*Instruction:* Set out each line from the following listing that includes the word "каталогом".

--------------------

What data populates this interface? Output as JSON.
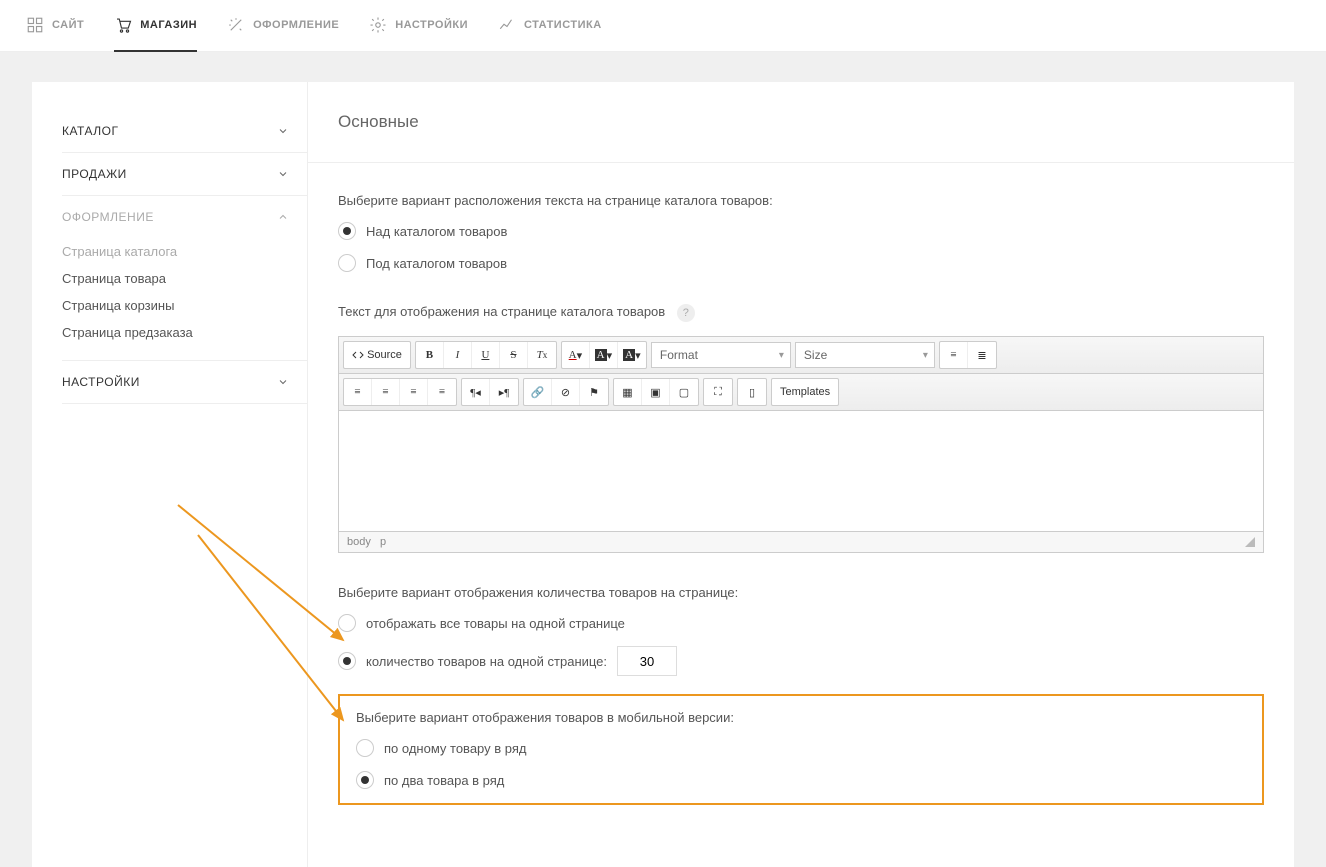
{
  "topnav": [
    {
      "label": "САЙТ",
      "key": "site"
    },
    {
      "label": "МАГАЗИН",
      "key": "shop",
      "active": true
    },
    {
      "label": "ОФОРМЛЕНИЕ",
      "key": "design"
    },
    {
      "label": "НАСТРОЙКИ",
      "key": "settings"
    },
    {
      "label": "СТАТИСТИКА",
      "key": "stats"
    }
  ],
  "sidebar": {
    "catalog": "КАТАЛОГ",
    "sales": "ПРОДАЖИ",
    "design": "ОФОРМЛЕНИЕ",
    "settings": "НАСТРОЙКИ",
    "design_items": {
      "catalog_page": "Страница каталога",
      "product_page": "Страница товара",
      "cart_page": "Страница корзины",
      "preorder_page": "Страница предзаказа"
    }
  },
  "main": {
    "title": "Основные",
    "text_position_label": "Выберите вариант расположения текста на странице каталога товаров:",
    "text_position_opts": {
      "above": "Над каталогом товаров",
      "below": "Под каталогом товаров"
    },
    "catalog_text_label": "Текст для отображения на странице каталога товаров",
    "help": "?",
    "toolbar": {
      "source": "Source",
      "format": "Format",
      "size": "Size",
      "templates": "Templates"
    },
    "editor_footer": {
      "body": "body",
      "p": "p"
    },
    "qty_label": "Выберите вариант отображения количества товаров на странице:",
    "qty_opts": {
      "all": "отображать все товары на одной странице",
      "per_page": "количество товаров на одной странице:"
    },
    "qty_value": "30",
    "mobile_label": "Выберите вариант отображения товаров в мобильной версии:",
    "mobile_opts": {
      "one": "по одному товару в ряд",
      "two": "по два товара в ряд"
    }
  }
}
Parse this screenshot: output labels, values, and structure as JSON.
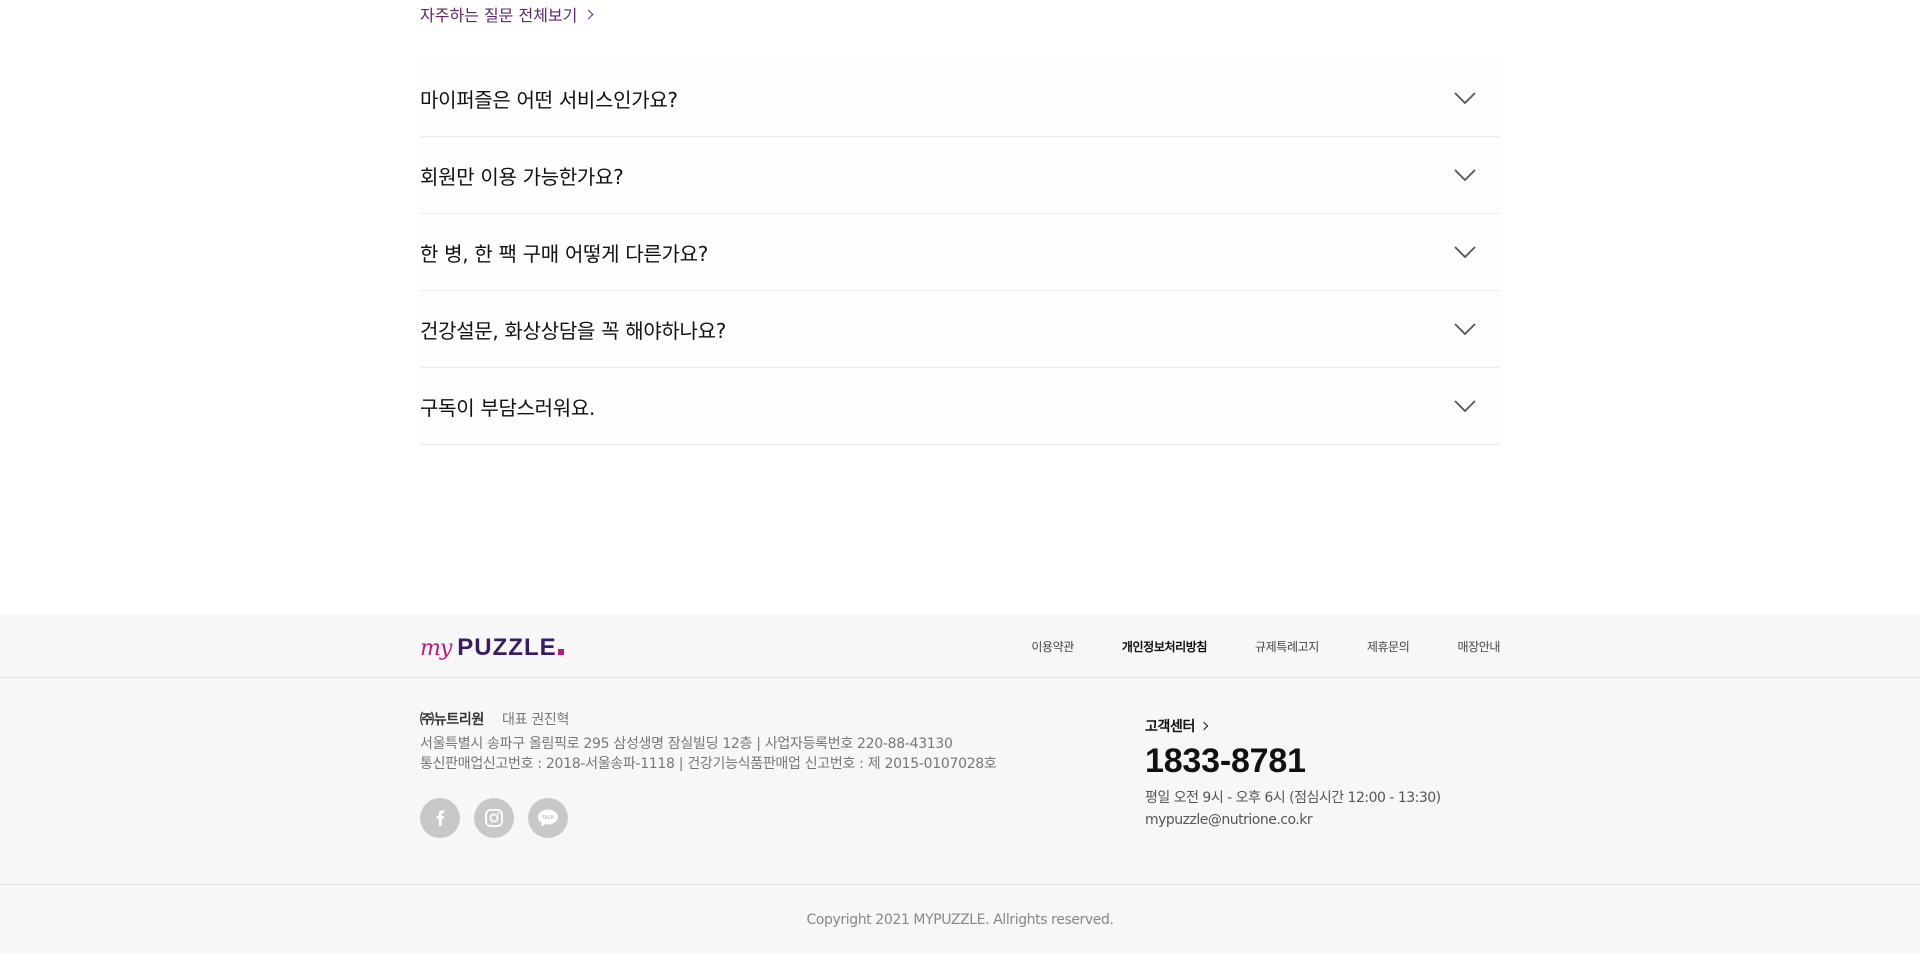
{
  "faq": {
    "all_link": "자주하는 질문 전체보기",
    "items": [
      {
        "question": "마이퍼즐은 어떤 서비스인가요?"
      },
      {
        "question": "회원만 이용 가능한가요?"
      },
      {
        "question": "한 병, 한 팩 구매 어떻게 다른가요?"
      },
      {
        "question": "건강설문, 화상상담을 꼭 해야하나요?"
      },
      {
        "question": "구독이 부담스러워요."
      }
    ]
  },
  "footer": {
    "logo": {
      "my": "my",
      "puzzle": "PUZZLE"
    },
    "nav": [
      {
        "label": "이용약관"
      },
      {
        "label": "개인정보처리방침"
      },
      {
        "label": "규제특례고지"
      },
      {
        "label": "제휴문의"
      },
      {
        "label": "매장안내"
      }
    ],
    "company": {
      "name": "㈜뉴트리원",
      "ceo": "대표 권진혁",
      "address_line": "서울특별시 송파구 올림픽로 295 삼성생명 잠실빌딩 12층 | 사업자등록번호 220-88-43130",
      "registration_line": "통신판매업신고번호 : 2018-서울송파-1118 | 건강기능식품판매업 신고번호 : 제 2015-0107028호"
    },
    "socials": [
      {
        "icon": "facebook-icon"
      },
      {
        "icon": "instagram-icon"
      },
      {
        "icon": "kakaotalk-icon",
        "label": "TALK"
      }
    ],
    "customer_center": {
      "title": "고객센터",
      "phone": "1833-8781",
      "hours": "평일 오전 9시 - 오후 6시 (점심시간 12:00 - 13:30)",
      "email": "mypuzzle@nutrione.co.kr"
    },
    "copyright": "Copyright 2021 MYPUZZLE. Allrights reserved."
  },
  "colors": {
    "accent_purple": "#5b2a6e",
    "brand_pink": "#c2187a",
    "brand_navy": "#3a1c63",
    "footer_bg": "#f7f7f7"
  }
}
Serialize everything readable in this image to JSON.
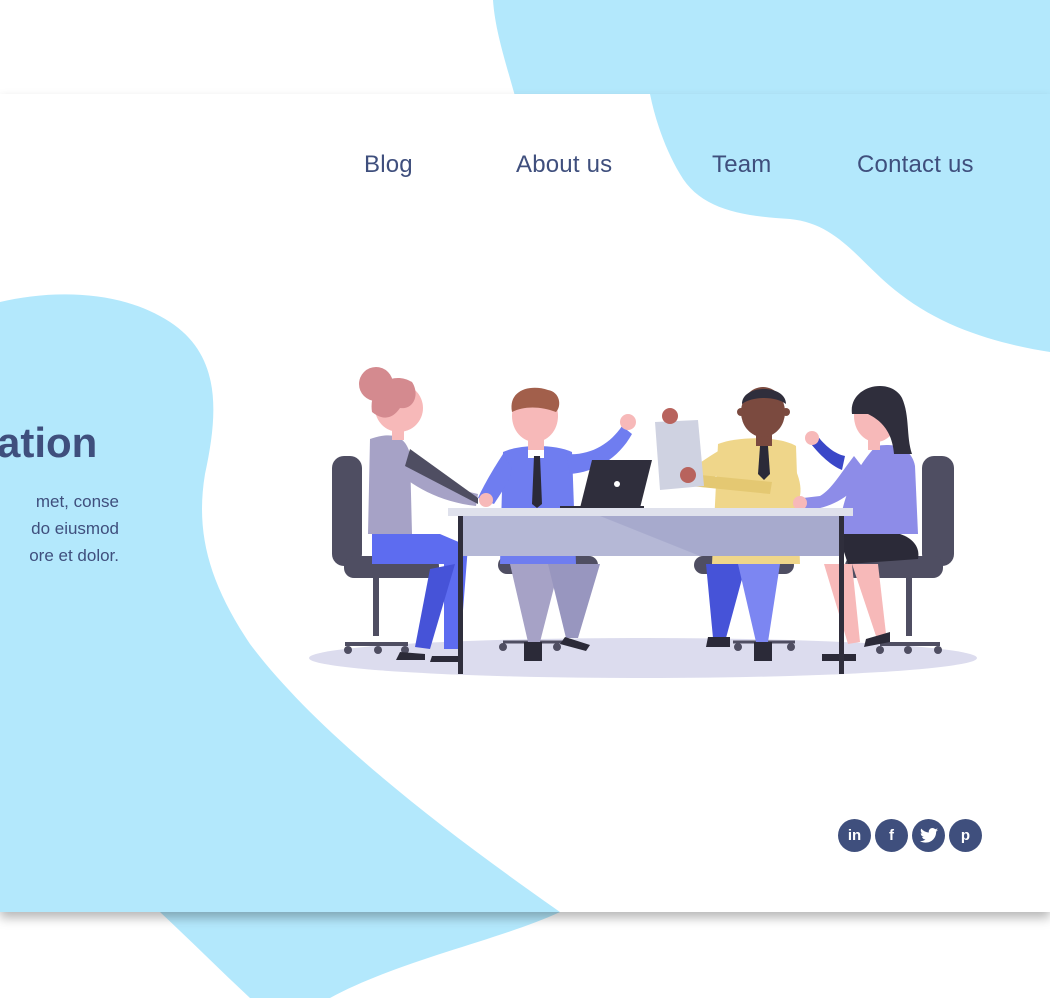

--------------------

*Solution to this task:*
      "above": "Над каталогом товаров",
      "below": "Под каталогом товаров"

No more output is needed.